Supplied data: Begin

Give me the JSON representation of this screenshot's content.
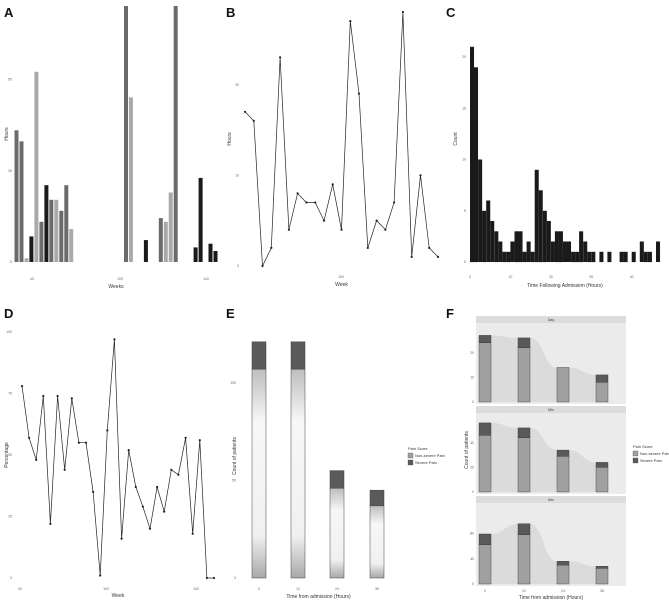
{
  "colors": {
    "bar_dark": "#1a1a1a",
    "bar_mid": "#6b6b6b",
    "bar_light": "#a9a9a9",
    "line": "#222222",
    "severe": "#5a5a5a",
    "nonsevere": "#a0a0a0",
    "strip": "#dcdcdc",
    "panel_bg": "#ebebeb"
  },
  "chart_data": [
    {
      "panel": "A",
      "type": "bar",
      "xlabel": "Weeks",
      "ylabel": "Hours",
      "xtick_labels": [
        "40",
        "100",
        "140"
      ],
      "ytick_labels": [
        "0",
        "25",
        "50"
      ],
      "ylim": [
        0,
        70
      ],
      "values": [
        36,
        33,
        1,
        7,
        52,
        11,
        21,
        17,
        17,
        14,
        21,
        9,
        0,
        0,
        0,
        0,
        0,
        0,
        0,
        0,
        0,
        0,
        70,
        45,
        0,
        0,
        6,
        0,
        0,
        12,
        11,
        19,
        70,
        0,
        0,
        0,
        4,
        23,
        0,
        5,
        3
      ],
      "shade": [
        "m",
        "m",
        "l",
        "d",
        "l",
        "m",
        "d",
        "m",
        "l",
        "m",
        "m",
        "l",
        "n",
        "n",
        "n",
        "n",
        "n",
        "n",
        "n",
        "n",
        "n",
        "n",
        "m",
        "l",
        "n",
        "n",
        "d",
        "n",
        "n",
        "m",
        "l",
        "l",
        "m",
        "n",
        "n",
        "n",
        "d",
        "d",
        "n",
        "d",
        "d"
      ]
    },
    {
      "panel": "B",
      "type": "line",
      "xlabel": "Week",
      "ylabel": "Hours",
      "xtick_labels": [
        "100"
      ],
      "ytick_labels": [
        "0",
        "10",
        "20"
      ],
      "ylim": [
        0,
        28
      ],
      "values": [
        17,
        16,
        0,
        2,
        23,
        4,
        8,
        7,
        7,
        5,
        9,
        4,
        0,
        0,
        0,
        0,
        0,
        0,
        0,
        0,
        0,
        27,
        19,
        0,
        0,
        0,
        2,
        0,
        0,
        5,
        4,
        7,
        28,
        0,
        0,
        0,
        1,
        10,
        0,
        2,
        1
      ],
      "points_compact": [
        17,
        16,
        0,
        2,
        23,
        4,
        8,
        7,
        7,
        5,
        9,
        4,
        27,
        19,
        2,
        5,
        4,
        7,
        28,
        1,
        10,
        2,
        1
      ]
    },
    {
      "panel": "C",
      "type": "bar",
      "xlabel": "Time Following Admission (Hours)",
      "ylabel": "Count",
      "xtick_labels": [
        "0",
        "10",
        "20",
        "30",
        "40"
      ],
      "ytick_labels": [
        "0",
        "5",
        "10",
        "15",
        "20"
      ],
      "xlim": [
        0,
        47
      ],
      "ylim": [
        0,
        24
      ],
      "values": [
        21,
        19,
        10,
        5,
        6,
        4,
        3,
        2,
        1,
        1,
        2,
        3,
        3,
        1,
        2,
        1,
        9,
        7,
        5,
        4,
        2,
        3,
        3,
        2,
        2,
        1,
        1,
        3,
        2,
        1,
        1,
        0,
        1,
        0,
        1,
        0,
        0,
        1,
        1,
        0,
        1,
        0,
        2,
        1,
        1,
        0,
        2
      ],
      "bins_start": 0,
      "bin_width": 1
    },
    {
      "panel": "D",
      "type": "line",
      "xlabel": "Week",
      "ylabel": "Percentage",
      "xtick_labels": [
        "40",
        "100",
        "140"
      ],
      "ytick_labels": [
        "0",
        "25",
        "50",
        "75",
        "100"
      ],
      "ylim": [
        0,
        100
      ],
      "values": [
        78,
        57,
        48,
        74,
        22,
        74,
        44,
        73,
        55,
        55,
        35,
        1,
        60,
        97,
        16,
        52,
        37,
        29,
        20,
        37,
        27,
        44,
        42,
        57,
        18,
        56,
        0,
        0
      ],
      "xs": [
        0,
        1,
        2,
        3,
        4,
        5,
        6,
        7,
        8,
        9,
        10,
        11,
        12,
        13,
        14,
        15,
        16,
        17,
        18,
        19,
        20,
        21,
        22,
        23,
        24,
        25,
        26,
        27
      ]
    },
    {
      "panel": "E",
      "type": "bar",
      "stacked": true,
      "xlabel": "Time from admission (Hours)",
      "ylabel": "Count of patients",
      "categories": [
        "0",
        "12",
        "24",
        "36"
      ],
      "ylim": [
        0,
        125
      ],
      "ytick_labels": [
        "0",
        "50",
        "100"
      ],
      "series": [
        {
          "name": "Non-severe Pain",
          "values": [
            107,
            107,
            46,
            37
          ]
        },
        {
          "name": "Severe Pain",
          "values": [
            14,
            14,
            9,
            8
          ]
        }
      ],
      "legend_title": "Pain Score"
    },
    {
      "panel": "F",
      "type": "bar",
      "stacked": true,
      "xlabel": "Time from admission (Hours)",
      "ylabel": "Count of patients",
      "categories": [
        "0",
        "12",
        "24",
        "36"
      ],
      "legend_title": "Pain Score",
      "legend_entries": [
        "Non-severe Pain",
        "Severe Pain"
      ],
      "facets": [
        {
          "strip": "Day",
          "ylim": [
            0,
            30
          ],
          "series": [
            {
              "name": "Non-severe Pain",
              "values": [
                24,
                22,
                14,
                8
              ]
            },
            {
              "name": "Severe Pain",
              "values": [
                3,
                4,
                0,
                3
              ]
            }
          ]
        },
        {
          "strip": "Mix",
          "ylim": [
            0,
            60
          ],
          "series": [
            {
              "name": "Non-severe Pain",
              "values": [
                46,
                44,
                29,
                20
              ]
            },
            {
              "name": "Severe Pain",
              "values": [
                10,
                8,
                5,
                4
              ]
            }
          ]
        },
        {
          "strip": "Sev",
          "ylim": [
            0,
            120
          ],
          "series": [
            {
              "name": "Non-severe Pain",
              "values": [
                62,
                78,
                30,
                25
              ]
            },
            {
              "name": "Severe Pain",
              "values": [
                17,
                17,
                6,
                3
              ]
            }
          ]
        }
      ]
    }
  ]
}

Supplied data: End
Supplied data: Begin

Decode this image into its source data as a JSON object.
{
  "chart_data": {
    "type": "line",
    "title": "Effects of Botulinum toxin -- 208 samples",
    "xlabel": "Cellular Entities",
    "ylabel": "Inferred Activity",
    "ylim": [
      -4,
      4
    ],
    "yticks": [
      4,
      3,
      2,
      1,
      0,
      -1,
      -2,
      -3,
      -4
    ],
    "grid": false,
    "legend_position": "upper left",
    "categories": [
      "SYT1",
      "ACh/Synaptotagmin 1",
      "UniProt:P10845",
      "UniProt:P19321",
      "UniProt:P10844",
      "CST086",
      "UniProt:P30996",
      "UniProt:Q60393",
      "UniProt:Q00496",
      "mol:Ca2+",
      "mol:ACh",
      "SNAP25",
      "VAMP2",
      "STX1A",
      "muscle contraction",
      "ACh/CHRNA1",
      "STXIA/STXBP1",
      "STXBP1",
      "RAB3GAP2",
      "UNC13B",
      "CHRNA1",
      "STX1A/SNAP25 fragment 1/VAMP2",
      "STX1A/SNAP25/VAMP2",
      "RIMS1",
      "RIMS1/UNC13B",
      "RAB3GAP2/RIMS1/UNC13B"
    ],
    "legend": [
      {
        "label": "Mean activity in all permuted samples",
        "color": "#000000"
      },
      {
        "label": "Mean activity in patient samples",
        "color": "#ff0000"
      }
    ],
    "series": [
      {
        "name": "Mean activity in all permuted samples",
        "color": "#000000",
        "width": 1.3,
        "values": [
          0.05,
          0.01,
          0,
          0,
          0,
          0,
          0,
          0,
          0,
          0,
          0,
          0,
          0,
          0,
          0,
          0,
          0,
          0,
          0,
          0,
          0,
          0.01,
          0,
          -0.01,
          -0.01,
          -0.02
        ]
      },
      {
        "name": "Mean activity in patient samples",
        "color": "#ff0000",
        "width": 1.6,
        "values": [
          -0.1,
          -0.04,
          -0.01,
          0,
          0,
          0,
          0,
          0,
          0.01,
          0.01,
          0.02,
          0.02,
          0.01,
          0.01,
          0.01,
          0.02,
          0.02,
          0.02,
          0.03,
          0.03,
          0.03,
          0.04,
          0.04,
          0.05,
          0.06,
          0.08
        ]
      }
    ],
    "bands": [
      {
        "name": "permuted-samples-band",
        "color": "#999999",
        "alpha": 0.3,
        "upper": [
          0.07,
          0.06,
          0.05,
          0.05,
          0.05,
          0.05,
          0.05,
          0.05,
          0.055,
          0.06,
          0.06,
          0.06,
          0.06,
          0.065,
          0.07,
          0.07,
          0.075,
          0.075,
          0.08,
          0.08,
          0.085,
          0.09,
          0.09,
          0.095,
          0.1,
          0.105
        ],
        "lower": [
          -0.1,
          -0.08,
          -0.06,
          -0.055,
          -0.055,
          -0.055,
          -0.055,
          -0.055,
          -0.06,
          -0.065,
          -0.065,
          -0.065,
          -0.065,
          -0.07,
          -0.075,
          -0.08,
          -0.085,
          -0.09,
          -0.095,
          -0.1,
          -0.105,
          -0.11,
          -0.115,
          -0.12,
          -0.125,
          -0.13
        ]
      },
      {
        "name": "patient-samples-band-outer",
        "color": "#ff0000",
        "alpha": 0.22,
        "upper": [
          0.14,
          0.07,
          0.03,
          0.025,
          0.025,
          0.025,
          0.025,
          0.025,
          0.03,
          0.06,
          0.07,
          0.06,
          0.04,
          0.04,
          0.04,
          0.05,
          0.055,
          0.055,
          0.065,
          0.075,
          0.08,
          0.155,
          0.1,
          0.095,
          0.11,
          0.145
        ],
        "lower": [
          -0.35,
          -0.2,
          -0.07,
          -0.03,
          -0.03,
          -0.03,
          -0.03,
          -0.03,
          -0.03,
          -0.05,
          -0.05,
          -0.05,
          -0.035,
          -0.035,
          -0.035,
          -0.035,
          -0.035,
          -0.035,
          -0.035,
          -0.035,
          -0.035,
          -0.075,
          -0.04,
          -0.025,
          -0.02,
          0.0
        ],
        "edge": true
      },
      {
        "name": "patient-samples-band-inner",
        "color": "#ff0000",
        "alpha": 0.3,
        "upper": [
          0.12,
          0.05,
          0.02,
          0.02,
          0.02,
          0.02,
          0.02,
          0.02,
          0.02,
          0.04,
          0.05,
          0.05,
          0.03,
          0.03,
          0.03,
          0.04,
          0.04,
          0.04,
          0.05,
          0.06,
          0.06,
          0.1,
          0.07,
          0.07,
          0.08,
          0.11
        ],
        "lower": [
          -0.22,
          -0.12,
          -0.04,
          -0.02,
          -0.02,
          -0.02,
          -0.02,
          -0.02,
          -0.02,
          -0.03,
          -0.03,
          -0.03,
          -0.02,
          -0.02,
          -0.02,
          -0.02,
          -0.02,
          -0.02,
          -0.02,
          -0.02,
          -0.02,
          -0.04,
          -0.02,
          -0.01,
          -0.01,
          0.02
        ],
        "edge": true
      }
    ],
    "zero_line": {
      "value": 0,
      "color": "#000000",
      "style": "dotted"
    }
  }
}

Supplied data: End

Match on "xlabel": copy every line in the records that has it.

__Solution to the problem__.
      "xlabel": "Weeks",
      "xlabel": "Week",
      "xlabel": "Time Following Admission (Hours)",
      "xlabel": "Week",
      "xlabel": "Time from admission (Hours)",
      "xlabel": "Time from admission (Hours)",
    "xlabel": "Cellular Entities",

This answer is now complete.